> To be done: Track down every line below that holds "this" and copy it.

################

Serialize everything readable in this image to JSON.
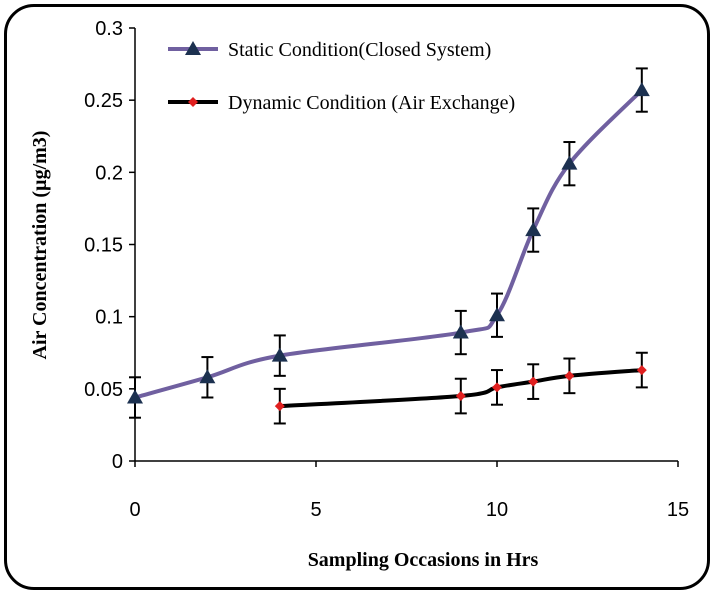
{
  "chart_data": {
    "type": "line",
    "xlabel": "Sampling Occasions in Hrs",
    "ylabel": "Air Concentration (µg/m3)",
    "xlim": [
      0,
      15
    ],
    "ylim": [
      0,
      0.3
    ],
    "x_ticks": [
      "0",
      "5",
      "10",
      "15"
    ],
    "y_ticks": [
      "0",
      "0.05",
      "0.1",
      "0.15",
      "0.2",
      "0.25",
      "0.3"
    ],
    "grid": false,
    "legend_position": "top-center",
    "series": [
      {
        "name": "Static Condition(Closed System)",
        "color": "#7060a0",
        "marker_color": "#1c3150",
        "marker": "triangle",
        "x": [
          0,
          2,
          4,
          9,
          10,
          11,
          12,
          14
        ],
        "y": [
          0.044,
          0.058,
          0.073,
          0.089,
          0.101,
          0.16,
          0.206,
          0.257
        ],
        "err": [
          0.014,
          0.014,
          0.014,
          0.015,
          0.015,
          0.015,
          0.015,
          0.015
        ]
      },
      {
        "name": "Dynamic Condition (Air Exchange)",
        "color": "#000000",
        "marker_color": "#e02020",
        "marker": "diamond",
        "x": [
          4,
          9,
          10,
          11,
          12,
          14
        ],
        "y": [
          0.038,
          0.045,
          0.051,
          0.055,
          0.059,
          0.063
        ],
        "err": [
          0.012,
          0.012,
          0.012,
          0.012,
          0.012,
          0.012
        ]
      }
    ]
  }
}
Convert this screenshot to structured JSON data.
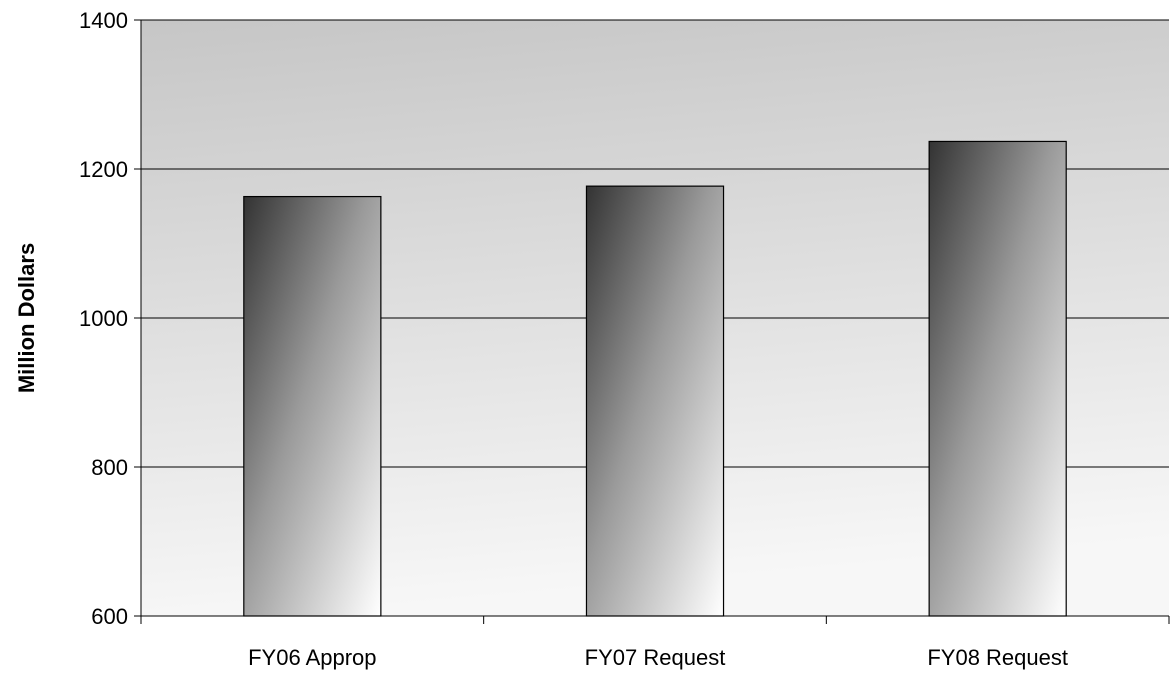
{
  "chart_data": {
    "type": "bar",
    "categories": [
      "FY06 Approp",
      "FY07 Request",
      "FY08 Request"
    ],
    "values": [
      1163,
      1177,
      1237
    ],
    "ylabel": "Million Dollars",
    "xlabel": "",
    "ylim": [
      600,
      1400
    ],
    "yticks": [
      600,
      800,
      1000,
      1200,
      1400
    ],
    "grid": true,
    "legend": "none",
    "colors": {
      "plot_bg_top": "#c6c6c6",
      "plot_bg_bottom": "#f7f7f7",
      "bar_dark": "#333333",
      "bar_light": "#ffffff",
      "gridline": "#000000"
    }
  }
}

################

> Complete response:
Serialize everything readable in this image to JSON.
Convert this screenshot to structured JSON data.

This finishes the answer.